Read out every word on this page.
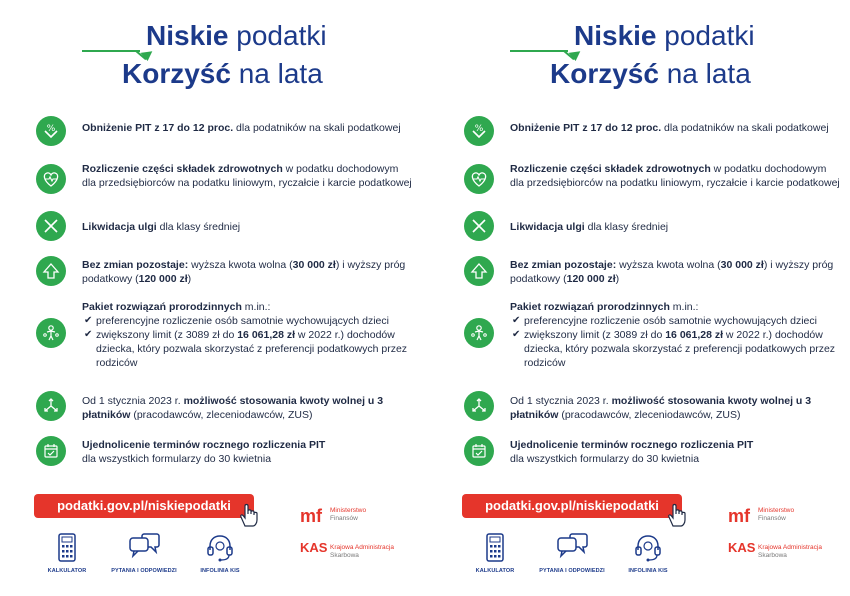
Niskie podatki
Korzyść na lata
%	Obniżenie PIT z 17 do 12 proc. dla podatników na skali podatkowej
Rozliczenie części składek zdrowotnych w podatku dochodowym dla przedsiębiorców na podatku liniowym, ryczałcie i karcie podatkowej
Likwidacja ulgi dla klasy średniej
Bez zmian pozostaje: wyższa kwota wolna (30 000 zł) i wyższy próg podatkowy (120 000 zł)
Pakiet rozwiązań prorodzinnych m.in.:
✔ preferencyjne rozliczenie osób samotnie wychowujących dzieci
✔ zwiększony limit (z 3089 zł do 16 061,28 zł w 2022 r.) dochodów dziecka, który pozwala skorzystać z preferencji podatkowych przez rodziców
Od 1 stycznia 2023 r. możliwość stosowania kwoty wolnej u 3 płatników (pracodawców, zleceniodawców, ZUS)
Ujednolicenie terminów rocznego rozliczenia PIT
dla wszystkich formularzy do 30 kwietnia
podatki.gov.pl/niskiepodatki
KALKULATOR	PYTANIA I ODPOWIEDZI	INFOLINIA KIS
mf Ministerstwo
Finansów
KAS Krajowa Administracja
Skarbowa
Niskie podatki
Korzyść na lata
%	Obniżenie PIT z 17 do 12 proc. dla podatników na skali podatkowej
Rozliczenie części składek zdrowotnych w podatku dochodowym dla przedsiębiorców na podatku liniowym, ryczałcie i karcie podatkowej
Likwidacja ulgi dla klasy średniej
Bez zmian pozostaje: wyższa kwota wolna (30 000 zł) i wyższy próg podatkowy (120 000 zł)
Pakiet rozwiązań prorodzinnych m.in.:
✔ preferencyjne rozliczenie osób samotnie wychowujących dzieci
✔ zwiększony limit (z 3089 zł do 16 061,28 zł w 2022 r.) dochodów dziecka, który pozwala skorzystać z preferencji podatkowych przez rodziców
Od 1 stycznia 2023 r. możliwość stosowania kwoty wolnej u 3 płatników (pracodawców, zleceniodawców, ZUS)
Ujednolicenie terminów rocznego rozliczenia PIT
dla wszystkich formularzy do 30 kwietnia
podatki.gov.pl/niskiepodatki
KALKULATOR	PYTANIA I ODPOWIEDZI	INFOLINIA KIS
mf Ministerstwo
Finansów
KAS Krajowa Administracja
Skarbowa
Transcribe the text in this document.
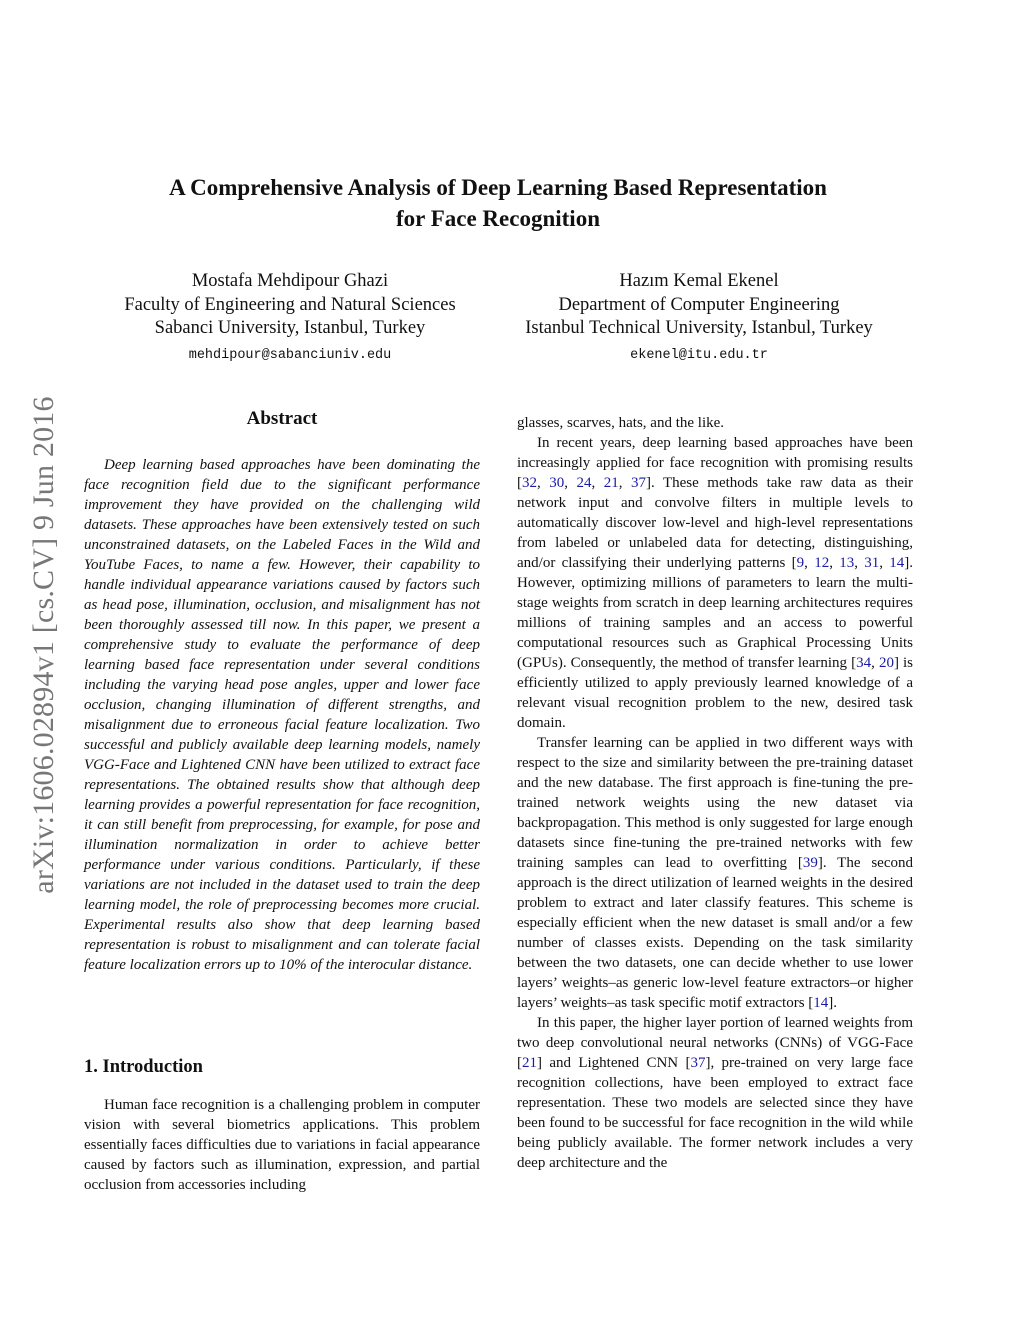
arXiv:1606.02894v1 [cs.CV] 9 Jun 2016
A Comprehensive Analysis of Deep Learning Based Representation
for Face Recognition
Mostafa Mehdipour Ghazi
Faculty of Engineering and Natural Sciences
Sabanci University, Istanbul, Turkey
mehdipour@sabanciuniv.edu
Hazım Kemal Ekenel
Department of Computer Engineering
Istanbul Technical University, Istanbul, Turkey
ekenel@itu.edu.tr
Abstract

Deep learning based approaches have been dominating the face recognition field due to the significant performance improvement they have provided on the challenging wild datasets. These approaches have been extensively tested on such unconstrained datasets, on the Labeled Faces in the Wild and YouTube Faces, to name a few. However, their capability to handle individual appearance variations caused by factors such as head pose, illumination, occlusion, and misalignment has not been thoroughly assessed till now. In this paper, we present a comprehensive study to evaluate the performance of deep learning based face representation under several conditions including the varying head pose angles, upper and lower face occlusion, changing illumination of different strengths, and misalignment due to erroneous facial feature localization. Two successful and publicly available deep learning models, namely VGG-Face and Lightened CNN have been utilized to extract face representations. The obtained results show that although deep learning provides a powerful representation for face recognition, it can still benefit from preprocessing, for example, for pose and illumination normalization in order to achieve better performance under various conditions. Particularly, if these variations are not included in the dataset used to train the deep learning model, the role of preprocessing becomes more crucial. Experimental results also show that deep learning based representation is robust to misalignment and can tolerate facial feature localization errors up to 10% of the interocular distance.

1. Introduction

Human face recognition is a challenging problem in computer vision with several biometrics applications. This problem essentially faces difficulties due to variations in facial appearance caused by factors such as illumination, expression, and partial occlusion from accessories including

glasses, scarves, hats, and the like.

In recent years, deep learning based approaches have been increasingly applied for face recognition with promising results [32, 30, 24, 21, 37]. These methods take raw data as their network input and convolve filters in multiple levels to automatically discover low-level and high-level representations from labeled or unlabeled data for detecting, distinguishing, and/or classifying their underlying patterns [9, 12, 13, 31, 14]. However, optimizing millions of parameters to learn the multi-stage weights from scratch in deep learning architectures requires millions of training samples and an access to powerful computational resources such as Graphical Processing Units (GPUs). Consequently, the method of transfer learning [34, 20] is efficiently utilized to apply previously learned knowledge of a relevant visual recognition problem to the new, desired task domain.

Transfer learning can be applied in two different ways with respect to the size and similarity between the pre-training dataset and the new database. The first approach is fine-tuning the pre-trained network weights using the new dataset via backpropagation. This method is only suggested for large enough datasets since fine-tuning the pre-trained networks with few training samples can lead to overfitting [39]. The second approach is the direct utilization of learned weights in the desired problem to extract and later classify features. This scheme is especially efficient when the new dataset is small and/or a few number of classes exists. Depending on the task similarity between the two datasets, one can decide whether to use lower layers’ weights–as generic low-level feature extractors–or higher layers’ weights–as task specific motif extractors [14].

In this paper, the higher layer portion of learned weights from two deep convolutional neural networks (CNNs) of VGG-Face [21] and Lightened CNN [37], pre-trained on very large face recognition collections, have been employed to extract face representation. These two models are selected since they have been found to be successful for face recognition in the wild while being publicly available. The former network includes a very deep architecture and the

··········

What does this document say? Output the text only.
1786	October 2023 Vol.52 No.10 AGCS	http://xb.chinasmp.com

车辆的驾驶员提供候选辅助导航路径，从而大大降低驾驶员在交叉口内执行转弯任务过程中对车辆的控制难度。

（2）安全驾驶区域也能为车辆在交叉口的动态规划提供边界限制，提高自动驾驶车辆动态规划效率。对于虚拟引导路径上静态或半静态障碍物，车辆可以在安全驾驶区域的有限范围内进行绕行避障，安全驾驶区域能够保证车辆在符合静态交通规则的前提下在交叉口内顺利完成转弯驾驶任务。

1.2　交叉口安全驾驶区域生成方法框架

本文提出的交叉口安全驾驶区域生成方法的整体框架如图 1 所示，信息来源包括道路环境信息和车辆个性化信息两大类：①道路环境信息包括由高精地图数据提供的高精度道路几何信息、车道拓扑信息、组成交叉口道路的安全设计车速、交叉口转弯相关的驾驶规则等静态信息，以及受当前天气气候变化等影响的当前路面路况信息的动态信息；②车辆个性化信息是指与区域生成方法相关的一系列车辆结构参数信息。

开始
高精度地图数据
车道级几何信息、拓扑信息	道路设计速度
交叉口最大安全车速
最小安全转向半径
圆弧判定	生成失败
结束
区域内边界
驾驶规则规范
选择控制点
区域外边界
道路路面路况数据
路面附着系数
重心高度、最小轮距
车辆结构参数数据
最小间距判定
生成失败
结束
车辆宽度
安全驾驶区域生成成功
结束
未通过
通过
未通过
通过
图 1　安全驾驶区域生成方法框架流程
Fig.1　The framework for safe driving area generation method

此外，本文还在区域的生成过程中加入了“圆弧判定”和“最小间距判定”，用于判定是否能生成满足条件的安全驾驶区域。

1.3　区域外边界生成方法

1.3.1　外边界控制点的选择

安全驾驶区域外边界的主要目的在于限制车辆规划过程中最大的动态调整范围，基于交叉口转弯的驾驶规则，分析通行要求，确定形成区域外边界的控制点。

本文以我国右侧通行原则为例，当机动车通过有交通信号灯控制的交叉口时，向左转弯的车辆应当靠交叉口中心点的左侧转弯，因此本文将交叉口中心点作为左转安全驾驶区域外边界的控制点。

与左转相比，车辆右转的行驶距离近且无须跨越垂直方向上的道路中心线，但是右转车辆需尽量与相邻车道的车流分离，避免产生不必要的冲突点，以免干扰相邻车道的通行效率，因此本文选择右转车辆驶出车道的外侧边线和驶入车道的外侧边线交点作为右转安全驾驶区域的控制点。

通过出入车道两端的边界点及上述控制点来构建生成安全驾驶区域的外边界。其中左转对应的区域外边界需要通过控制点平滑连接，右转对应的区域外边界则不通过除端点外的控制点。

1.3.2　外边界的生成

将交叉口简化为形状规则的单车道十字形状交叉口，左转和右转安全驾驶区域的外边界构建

··········

**DESCRIPTION OF THE TASK**. Scan the data above and copy every line with "networks" in it.

**SOLVED EXERCISE**.
Transfer learning can be applied in two different ways with respect to the size and similarity between the pre-training dataset and the new database. The first approach is fine-tuning the pre-trained network weights using the new dataset via backpropagation. This method is only suggested for large enough datasets since fine-tuning the pre-trained networks with few training samples can lead to overfitting [39]. The second approach is the direct utilization of learned weights in the desired problem to extract and later classify features. This scheme is especially efficient when the new dataset is small and/or a few number of classes exists. Depending on the task similarity between the two datasets, one can decide whether to use lower layers’ weights–as generic low-level feature extractors–or higher layers’ weights–as task specific motif extractors [14].
In this paper, the higher layer portion of learned weights from two deep convolutional neural networks (CNNs) of VGG-Face [21] and Lightened CNN [37], pre-trained on very large face recognition collections, have been employed to extract face representation. These two models are selected since they have been found to be successful for face recognition in the wild while being publicly available. The former network includes a very deep architecture and the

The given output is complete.